Collected data:
= = = =

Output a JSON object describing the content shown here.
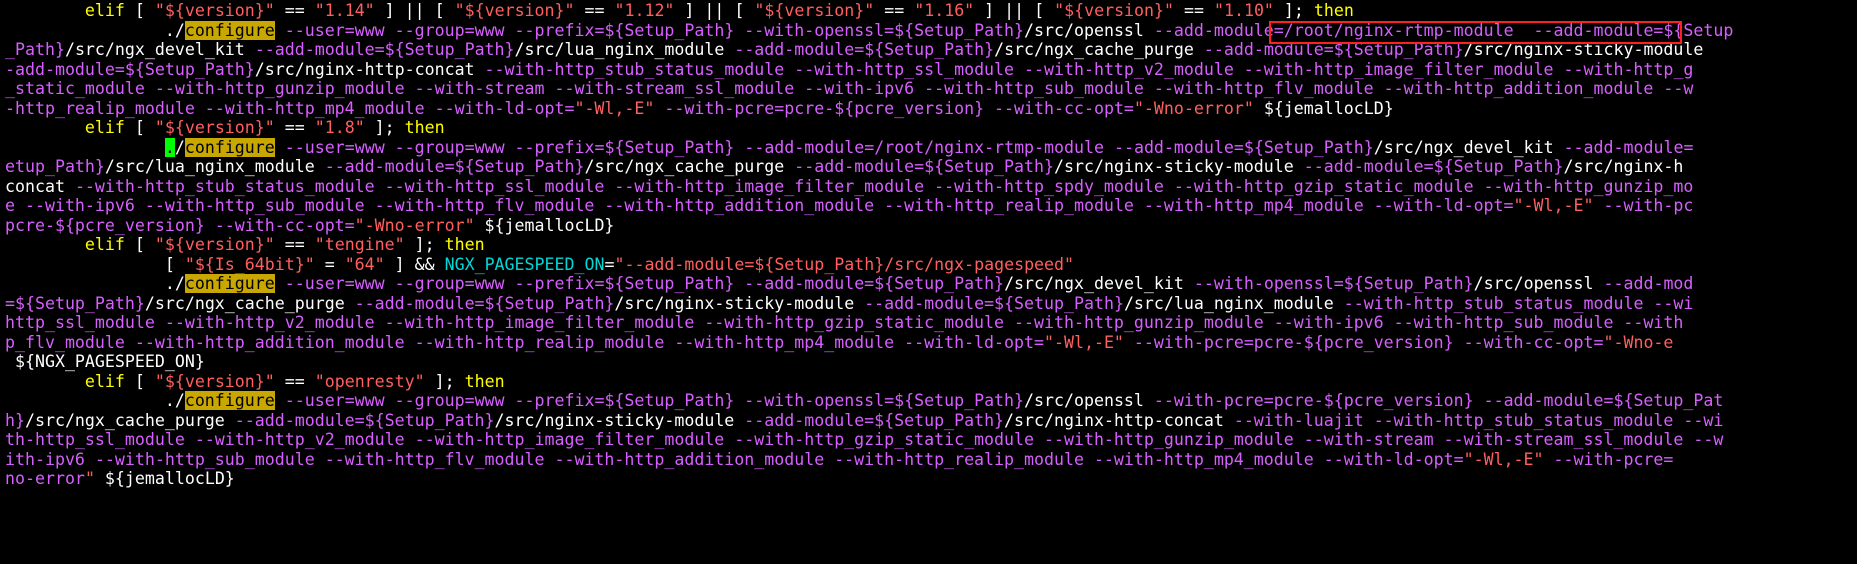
{
  "window": {
    "background": "#000000"
  },
  "colors": {
    "keyword": "#ffff00",
    "string": "#ff5f5f",
    "variable": "#d75fff",
    "text": "#ffffff",
    "shell_var": "#00d7d7",
    "search_highlight_bg": "#c8a800",
    "cursor_bg": "#00ff00",
    "annotation_box": "#ff2020"
  },
  "lines": [
    [
      [
        "kw",
        "        elif"
      ],
      [
        "bw",
        " [ "
      ],
      [
        "str",
        "\"${version}\""
      ],
      [
        "bw",
        " == "
      ],
      [
        "str",
        "\"1.14\""
      ],
      [
        "bw",
        " ] || [ "
      ],
      [
        "str",
        "\"${version}\""
      ],
      [
        "bw",
        " == "
      ],
      [
        "str",
        "\"1.12\""
      ],
      [
        "bw",
        " ] || [ "
      ],
      [
        "str",
        "\"${version}\""
      ],
      [
        "bw",
        " == "
      ],
      [
        "str",
        "\"1.16\""
      ],
      [
        "bw",
        " ] || [ "
      ],
      [
        "str",
        "\"${version}\""
      ],
      [
        "bw",
        " == "
      ],
      [
        "str",
        "\"1.10\""
      ],
      [
        "bw",
        " ]; "
      ],
      [
        "kw",
        "then"
      ]
    ],
    [
      [
        "bw",
        "                ./"
      ],
      [
        "hl",
        "configure"
      ],
      [
        "bw",
        " "
      ],
      [
        "var",
        "--user=www --group=www --prefix=${Setup_Path} --with-openssl=${Setup_Path}"
      ],
      [
        "bw",
        "/src/openssl "
      ],
      [
        "var",
        "--add-module=/root/nginx-rtmp-module"
      ],
      [
        "bw",
        "  "
      ],
      [
        "var",
        "--add-module=${Setup"
      ]
    ],
    [
      [
        "var",
        "_Path}"
      ],
      [
        "bw",
        "/src/ngx_devel_kit "
      ],
      [
        "var",
        "--add-module=${Setup_Path}"
      ],
      [
        "bw",
        "/src/lua_nginx_module "
      ],
      [
        "var",
        "--add-module=${Setup_Path}"
      ],
      [
        "bw",
        "/src/ngx_cache_purge "
      ],
      [
        "var",
        "--add-module=${Setup_Path}"
      ],
      [
        "bw",
        "/src/nginx-sticky-module"
      ]
    ],
    [
      [
        "var",
        "-add-module=${Setup_Path}"
      ],
      [
        "bw",
        "/src/nginx-http-concat "
      ],
      [
        "var",
        "--with-http_stub_status_module --with-http_ssl_module --with-http_v2_module --with-http_image_filter_module --with-http_g"
      ]
    ],
    [
      [
        "var",
        "_static_module --with-http_gunzip_module --with-stream --with-stream_ssl_module --with-ipv6 --with-http_sub_module --with-http_flv_module --with-http_addition_module --w"
      ]
    ],
    [
      [
        "var",
        "-http_realip_module --with-http_mp4_module --with-ld-opt="
      ],
      [
        "str",
        "\"-Wl,-E\""
      ],
      [
        "var",
        " --with-pcre=pcre-${pcre_version} --with-cc-opt="
      ],
      [
        "str",
        "\"-Wno-error\""
      ],
      [
        "bw",
        " ${jemallocLD}"
      ]
    ],
    [
      [
        "kw",
        "        elif"
      ],
      [
        "bw",
        " [ "
      ],
      [
        "str",
        "\"${version}\""
      ],
      [
        "bw",
        " == "
      ],
      [
        "str",
        "\"1.8\""
      ],
      [
        "bw",
        " ]; "
      ],
      [
        "kw",
        "then"
      ]
    ],
    [
      [
        "bw",
        "                "
      ],
      [
        "cursor",
        "."
      ],
      [
        "bw",
        "/"
      ],
      [
        "hl",
        "configure"
      ],
      [
        "bw",
        " "
      ],
      [
        "var",
        "--user=www --group=www --prefix=${Setup_Path} --add-module=/root/nginx-rtmp-module --add-module=${Setup_Path}"
      ],
      [
        "bw",
        "/src/ngx_devel_kit "
      ],
      [
        "var",
        "--add-module="
      ]
    ],
    [
      [
        "var",
        "etup_Path}"
      ],
      [
        "bw",
        "/src/lua_nginx_module "
      ],
      [
        "var",
        "--add-module=${Setup_Path}"
      ],
      [
        "bw",
        "/src/ngx_cache_purge "
      ],
      [
        "var",
        "--add-module=${Setup_Path}"
      ],
      [
        "bw",
        "/src/nginx-sticky-module "
      ],
      [
        "var",
        "--add-module=${Setup_Path}"
      ],
      [
        "bw",
        "/src/nginx-h"
      ]
    ],
    [
      [
        "bw",
        "concat "
      ],
      [
        "var",
        "--with-http_stub_status_module --with-http_ssl_module --with-http_image_filter_module --with-http_spdy_module --with-http_gzip_static_module --with-http_gunzip_mo"
      ]
    ],
    [
      [
        "var",
        "e --with-ipv6 --with-http_sub_module --with-http_flv_module --with-http_addition_module --with-http_realip_module --with-http_mp4_module --with-ld-opt="
      ],
      [
        "str",
        "\"-Wl,-E\""
      ],
      [
        "var",
        " --with-pc"
      ]
    ],
    [
      [
        "var",
        "pcre-${pcre_version} --with-cc-opt="
      ],
      [
        "str",
        "\"-Wno-error\""
      ],
      [
        "bw",
        " ${jemallocLD}"
      ]
    ],
    [
      [
        "kw",
        "        elif"
      ],
      [
        "bw",
        " [ "
      ],
      [
        "str",
        "\"${version}\""
      ],
      [
        "bw",
        " == "
      ],
      [
        "str",
        "\"tengine\""
      ],
      [
        "bw",
        " ]; "
      ],
      [
        "kw",
        "then"
      ]
    ],
    [
      [
        "bw",
        "                [ "
      ],
      [
        "str",
        "\"${Is_64bit}\""
      ],
      [
        "bw",
        " = "
      ],
      [
        "str",
        "\"64\""
      ],
      [
        "bw",
        " ] && "
      ],
      [
        "cy",
        "NGX_PAGESPEED_ON"
      ],
      [
        "bw",
        "="
      ],
      [
        "str",
        "\"--add-module=${Setup_Path}/src/ngx-pagespeed\""
      ]
    ],
    [
      [
        "bw",
        "                ./"
      ],
      [
        "hl",
        "configure"
      ],
      [
        "bw",
        " "
      ],
      [
        "var",
        "--user=www --group=www --prefix=${Setup_Path} --add-module=${Setup_Path}"
      ],
      [
        "bw",
        "/src/ngx_devel_kit "
      ],
      [
        "var",
        "--with-openssl=${Setup_Path}"
      ],
      [
        "bw",
        "/src/openssl "
      ],
      [
        "var",
        "--add-mod"
      ]
    ],
    [
      [
        "var",
        "=${Setup_Path}"
      ],
      [
        "bw",
        "/src/ngx_cache_purge "
      ],
      [
        "var",
        "--add-module=${Setup_Path}"
      ],
      [
        "bw",
        "/src/nginx-sticky-module "
      ],
      [
        "var",
        "--add-module=${Setup_Path}"
      ],
      [
        "bw",
        "/src/lua_nginx_module "
      ],
      [
        "var",
        "--with-http_stub_status_module --wi"
      ]
    ],
    [
      [
        "var",
        "http_ssl_module --with-http_v2_module --with-http_image_filter_module --with-http_gzip_static_module --with-http_gunzip_module --with-ipv6 --with-http_sub_module --with"
      ]
    ],
    [
      [
        "var",
        "p_flv_module --with-http_addition_module --with-http_realip_module --with-http_mp4_module --with-ld-opt="
      ],
      [
        "str",
        "\"-Wl,-E\""
      ],
      [
        "var",
        " --with-pcre=pcre-${pcre_version} --with-cc-opt="
      ],
      [
        "str",
        "\"-Wno-e"
      ]
    ],
    [
      [
        "bw",
        " ${NGX_PAGESPEED_ON}"
      ]
    ],
    [
      [
        "kw",
        "        elif"
      ],
      [
        "bw",
        " [ "
      ],
      [
        "str",
        "\"${version}\""
      ],
      [
        "bw",
        " == "
      ],
      [
        "str",
        "\"openresty\""
      ],
      [
        "bw",
        " ]; "
      ],
      [
        "kw",
        "then"
      ]
    ],
    [
      [
        "bw",
        "                ./"
      ],
      [
        "hl",
        "configure"
      ],
      [
        "bw",
        " "
      ],
      [
        "var",
        "--user=www --group=www --prefix=${Setup_Path} --with-openssl=${Setup_Path}"
      ],
      [
        "bw",
        "/src/openssl "
      ],
      [
        "var",
        "--with-pcre=pcre-${pcre_version} --add-module=${Setup_Pat"
      ]
    ],
    [
      [
        "var",
        "h}"
      ],
      [
        "bw",
        "/src/ngx_cache_purge "
      ],
      [
        "var",
        "--add-module=${Setup_Path}"
      ],
      [
        "bw",
        "/src/nginx-sticky-module "
      ],
      [
        "var",
        "--add-module=${Setup_Path}"
      ],
      [
        "bw",
        "/src/nginx-http-concat "
      ],
      [
        "var",
        "--with-luajit --with-http_stub_status_module --wi"
      ]
    ],
    [
      [
        "var",
        "th-http_ssl_module --with-http_v2_module --with-http_image_filter_module --with-http_gzip_static_module --with-http_gunzip_module --with-stream --with-stream_ssl_module --w"
      ]
    ],
    [
      [
        "var",
        "ith-ipv6 --with-http_sub_module --with-http_flv_module --with-http_addition_module --with-http_realip_module --with-http_mp4_module --with-ld-opt="
      ],
      [
        "str",
        "\"-Wl,-E\""
      ],
      [
        "var",
        " --with-pcre="
      ]
    ],
    [
      [
        "var",
        "no-error"
      ],
      [
        "str",
        "\""
      ],
      [
        "bw",
        " ${jemallocLD}"
      ]
    ]
  ]
}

= = = =

Pull out each line of the records holding the string "stream".

        "_static_module --with-http_gunzip_module --with-stream --with-stream_ssl_module --with-ipv6 --with-http_sub_module --with-http_flv_module --with-http_addition_module --w"
        "th-http_ssl_module --with-http_v2_module --with-http_image_filter_module --with-http_gzip_static_module --with-http_gunzip_module --with-stream --with-stream_ssl_module --w"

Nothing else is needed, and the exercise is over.